Descrição do exercício
Transcreva, sem alterações, o trecho do texto sobre religiosidade popular que começa nas palavras "Se essa religiosidade" e vai até depois de "padronização dos mercados.".

Se essa religiosidade católica e popular intensa são um dos fatores da aproximação cultural entre a Occitânia e Pernambuco, o contexto global – e o significado delas – também é parecido. De uma certa forma, as tradições são uma forma de resistência dentro do panorama da globalização e padronização dos mercados.
“Um dos teóricos importantes para o trabalho foi Axel Honneth, que fala das culturas em busca de reconhecimento. Peguei essa teoria e fui pensá-la diante de um mundo conectado, virtual e concreto. Dentro da fé, existem novos temas, como a ciberreligião, em que é possível acender velas em sites, por exemplo. Diante de tudo isso, essas pessoas ainda saem de casa para fazer novenas, participarem de procissões, partirem em romarias, banhar-se com águas sagradas. Isso transcende o pós-moderno dentro da religião”, comenta. “Sem a religiosidade popular, que independe das instituições, a cultura é manca.”
Atualmente, Silvério está desenvolvendo sua pesquisa de doutorado, novamente dentro do tema da religião. Em Do Altar para o Palco, ele resolveu observar a música católica contemporânea através de um dos seus principais nomes no Brasil: o padre Fábio de Melo. “É uma análise da produção artística dele, um cara midiático, zeloso com a doutrina e contemporâneo. Dá uma teia boa de assuntos para se discutir”, anima-se Silvério.

Material fornecido
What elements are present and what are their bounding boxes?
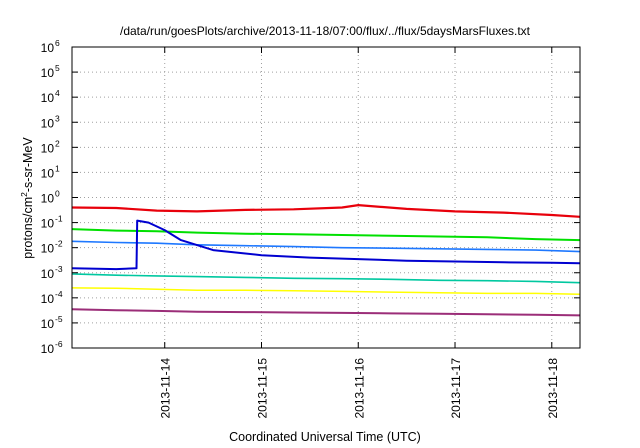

---

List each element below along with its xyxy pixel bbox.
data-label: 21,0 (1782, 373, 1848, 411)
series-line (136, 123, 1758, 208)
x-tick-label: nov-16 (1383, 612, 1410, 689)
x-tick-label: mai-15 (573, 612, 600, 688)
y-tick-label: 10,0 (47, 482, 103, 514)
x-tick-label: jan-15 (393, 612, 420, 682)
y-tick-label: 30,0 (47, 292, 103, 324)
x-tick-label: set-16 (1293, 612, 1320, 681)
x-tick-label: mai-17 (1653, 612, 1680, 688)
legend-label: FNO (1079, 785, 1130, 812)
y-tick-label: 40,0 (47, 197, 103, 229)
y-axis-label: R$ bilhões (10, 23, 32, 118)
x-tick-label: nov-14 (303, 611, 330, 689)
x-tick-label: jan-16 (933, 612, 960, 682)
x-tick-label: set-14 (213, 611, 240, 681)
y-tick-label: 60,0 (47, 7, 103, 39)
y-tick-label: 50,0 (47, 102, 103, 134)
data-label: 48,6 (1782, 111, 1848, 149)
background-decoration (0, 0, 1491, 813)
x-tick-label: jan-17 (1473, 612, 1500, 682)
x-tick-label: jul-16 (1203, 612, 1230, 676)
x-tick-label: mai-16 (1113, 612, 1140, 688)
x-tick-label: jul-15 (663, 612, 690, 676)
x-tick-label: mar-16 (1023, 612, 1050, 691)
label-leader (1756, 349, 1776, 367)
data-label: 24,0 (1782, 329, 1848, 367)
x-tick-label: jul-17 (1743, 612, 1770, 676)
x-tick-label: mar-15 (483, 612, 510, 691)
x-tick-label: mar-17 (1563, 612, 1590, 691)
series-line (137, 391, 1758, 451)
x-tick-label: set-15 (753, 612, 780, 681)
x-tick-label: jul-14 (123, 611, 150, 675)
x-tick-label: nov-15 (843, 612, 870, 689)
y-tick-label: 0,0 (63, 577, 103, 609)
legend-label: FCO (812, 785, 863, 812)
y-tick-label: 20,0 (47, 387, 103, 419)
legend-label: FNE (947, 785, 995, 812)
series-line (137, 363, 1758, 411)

Resultado da tarefa
Se essa religiosidade católica e popular intensa são um dos fatores da aproximação cultural entre a Occitânia e Pernambuco, o contexto global – e o significado delas – também é parecido. De uma certa forma, as tradições são uma forma de resistência dentro do panorama da globalização e padronização dos mercados.